Write out each line that follows exactly as it stands, without the pictures.

- - - -

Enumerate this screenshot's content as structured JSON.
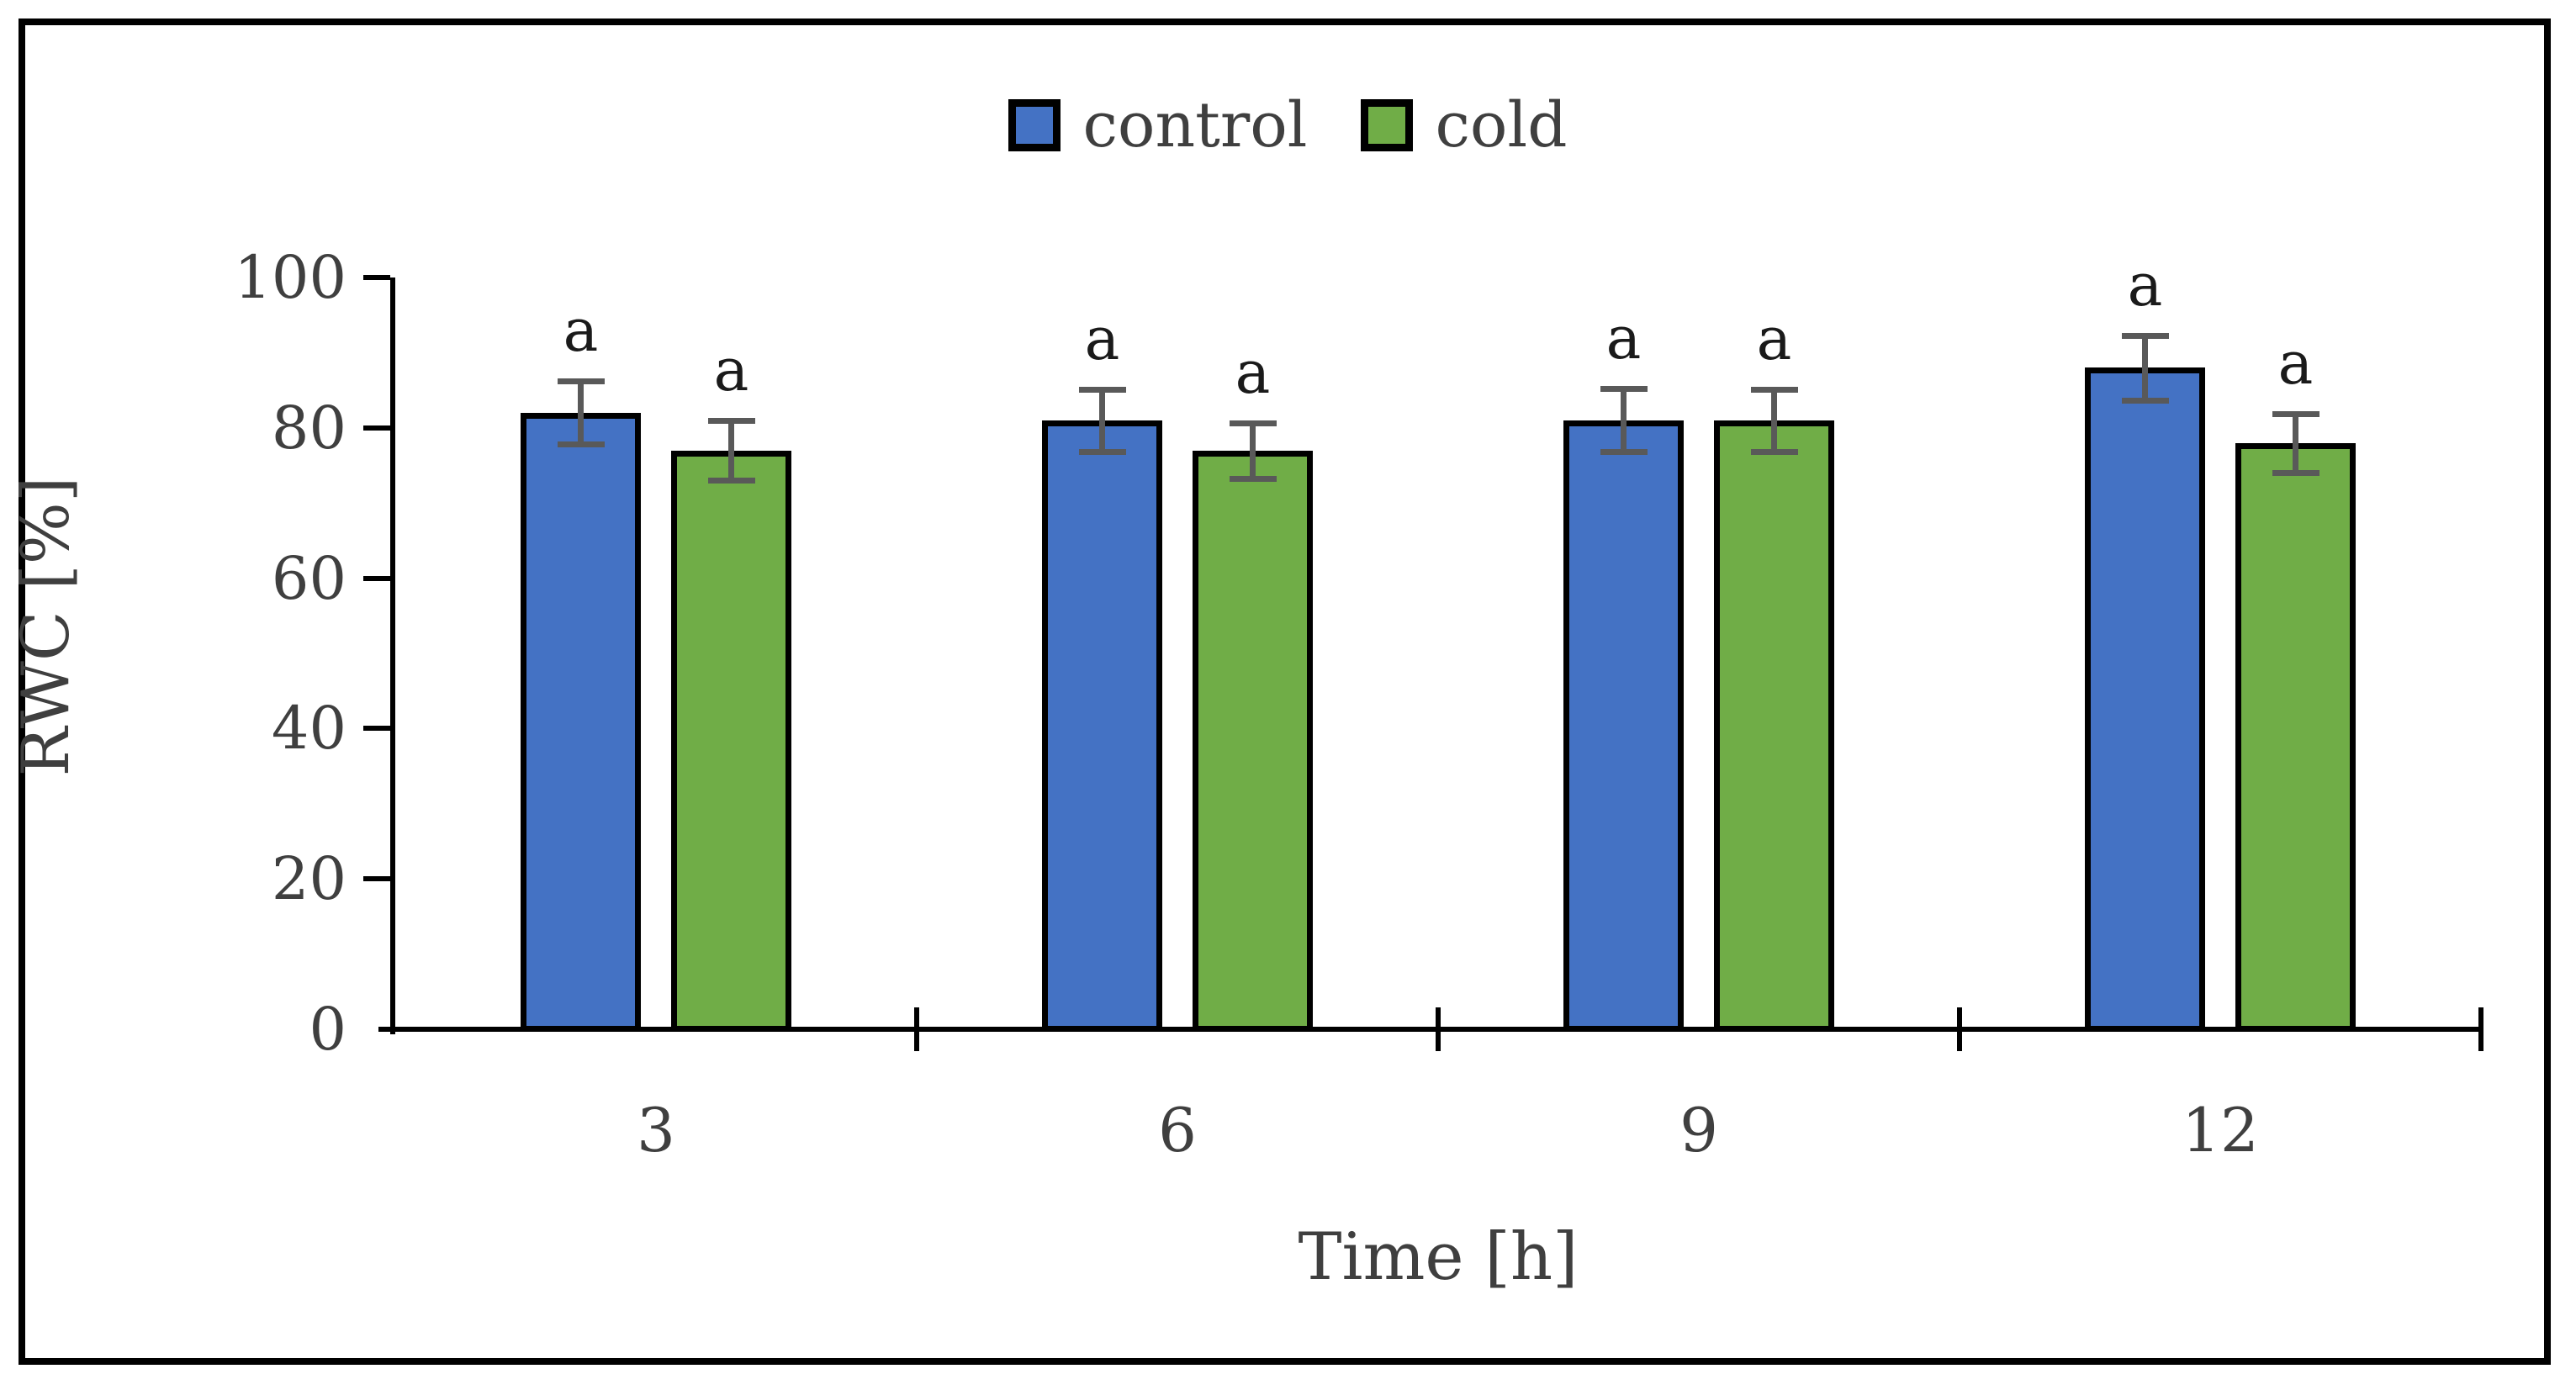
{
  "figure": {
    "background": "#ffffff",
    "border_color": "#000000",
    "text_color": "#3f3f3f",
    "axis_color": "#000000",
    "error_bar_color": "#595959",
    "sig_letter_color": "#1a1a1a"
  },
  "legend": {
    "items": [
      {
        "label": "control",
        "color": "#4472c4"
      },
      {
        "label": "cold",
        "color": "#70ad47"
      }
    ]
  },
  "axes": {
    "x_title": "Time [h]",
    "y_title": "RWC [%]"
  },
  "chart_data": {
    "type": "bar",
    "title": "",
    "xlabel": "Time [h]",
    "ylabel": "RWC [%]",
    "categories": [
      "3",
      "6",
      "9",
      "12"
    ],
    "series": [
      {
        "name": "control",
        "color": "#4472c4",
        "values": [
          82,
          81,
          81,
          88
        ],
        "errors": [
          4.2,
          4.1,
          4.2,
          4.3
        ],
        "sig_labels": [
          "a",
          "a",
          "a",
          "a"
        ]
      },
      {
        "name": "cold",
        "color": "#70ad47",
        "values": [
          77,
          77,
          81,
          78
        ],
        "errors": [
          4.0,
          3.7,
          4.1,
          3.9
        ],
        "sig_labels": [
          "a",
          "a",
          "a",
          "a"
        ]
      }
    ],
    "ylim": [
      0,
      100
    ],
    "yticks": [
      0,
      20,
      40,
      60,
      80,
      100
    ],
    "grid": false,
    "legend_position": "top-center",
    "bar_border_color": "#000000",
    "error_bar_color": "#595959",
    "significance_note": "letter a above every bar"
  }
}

- - - -

◆ **SOLUTION FOR THIS TASK**
Enumerate this screenshot's content as structured JSON.
{
  "figure": {
    "background": "#ffffff",
    "border_color": "#000000",
    "text_color": "#3f3f3f",
    "axis_color": "#000000",
    "error_bar_color": "#595959",
    "sig_letter_color": "#1a1a1a"
  },
  "legend": {
    "items": [
      {
        "label": "control",
        "color": "#4472c4"
      },
      {
        "label": "cold",
        "color": "#70ad47"
      }
    ]
  },
  "axes": {
    "x_title": "Time [h]",
    "y_title": "RWC [%]"
  },
  "chart_data": {
    "type": "bar",
    "title": "",
    "xlabel": "Time [h]",
    "ylabel": "RWC [%]",
    "categories": [
      "3",
      "6",
      "9",
      "12"
    ],
    "series": [
      {
        "name": "control",
        "color": "#4472c4",
        "values": [
          82,
          81,
          81,
          88
        ],
        "errors": [
          4.2,
          4.1,
          4.2,
          4.3
        ],
        "sig_labels": [
          "a",
          "a",
          "a",
          "a"
        ]
      },
      {
        "name": "cold",
        "color": "#70ad47",
        "values": [
          77,
          77,
          81,
          78
        ],
        "errors": [
          4.0,
          3.7,
          4.1,
          3.9
        ],
        "sig_labels": [
          "a",
          "a",
          "a",
          "a"
        ]
      }
    ],
    "ylim": [
      0,
      100
    ],
    "yticks": [
      0,
      20,
      40,
      60,
      80,
      100
    ],
    "grid": false,
    "legend_position": "top-center",
    "bar_border_color": "#000000",
    "error_bar_color": "#595959",
    "significance_note": "letter a above every bar"
  }
}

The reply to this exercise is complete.